§ **GIVEN EXERCISE**:
Write the records out again exactly, leaving no images in.

Data listing
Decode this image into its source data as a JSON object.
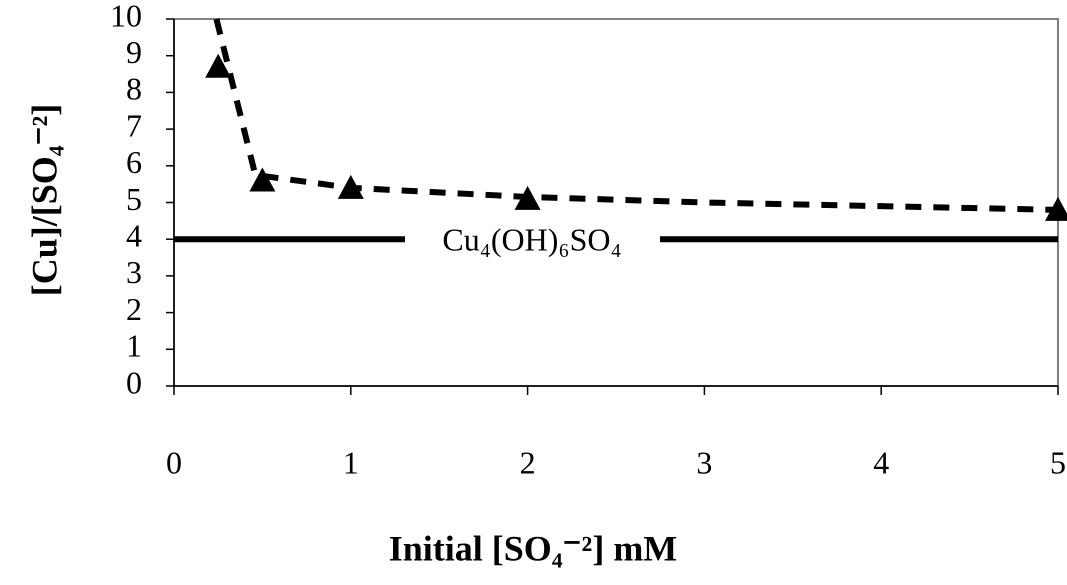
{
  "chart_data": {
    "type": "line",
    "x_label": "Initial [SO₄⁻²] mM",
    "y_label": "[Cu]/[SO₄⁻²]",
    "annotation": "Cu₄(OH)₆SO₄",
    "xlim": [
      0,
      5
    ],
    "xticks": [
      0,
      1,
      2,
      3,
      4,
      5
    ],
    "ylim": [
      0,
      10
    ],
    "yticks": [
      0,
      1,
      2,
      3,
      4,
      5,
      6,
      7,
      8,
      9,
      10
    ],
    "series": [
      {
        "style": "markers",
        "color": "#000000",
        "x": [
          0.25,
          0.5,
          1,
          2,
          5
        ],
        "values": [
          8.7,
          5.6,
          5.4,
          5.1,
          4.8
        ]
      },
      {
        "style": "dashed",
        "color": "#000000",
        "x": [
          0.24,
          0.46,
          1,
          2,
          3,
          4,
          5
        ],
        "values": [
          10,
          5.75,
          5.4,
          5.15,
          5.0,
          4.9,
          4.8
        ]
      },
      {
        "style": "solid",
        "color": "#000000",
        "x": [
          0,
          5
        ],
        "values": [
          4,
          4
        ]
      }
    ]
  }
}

§ **SOLVED EXERCISE**:
Decode this image into its source data as a JSON object.
{
  "chart_data": {
    "type": "line",
    "x_label": "Initial [SO₄⁻²] mM",
    "y_label": "[Cu]/[SO₄⁻²]",
    "annotation": "Cu₄(OH)₆SO₄",
    "xlim": [
      0,
      5
    ],
    "xticks": [
      0,
      1,
      2,
      3,
      4,
      5
    ],
    "ylim": [
      0,
      10
    ],
    "yticks": [
      0,
      1,
      2,
      3,
      4,
      5,
      6,
      7,
      8,
      9,
      10
    ],
    "series": [
      {
        "style": "markers",
        "color": "#000000",
        "x": [
          0.25,
          0.5,
          1,
          2,
          5
        ],
        "values": [
          8.7,
          5.6,
          5.4,
          5.1,
          4.8
        ]
      },
      {
        "style": "dashed",
        "color": "#000000",
        "x": [
          0.24,
          0.46,
          1,
          2,
          3,
          4,
          5
        ],
        "values": [
          10,
          5.75,
          5.4,
          5.15,
          5.0,
          4.9,
          4.8
        ]
      },
      {
        "style": "solid",
        "color": "#000000",
        "x": [
          0,
          5
        ],
        "values": [
          4,
          4
        ]
      }
    ]
  }
}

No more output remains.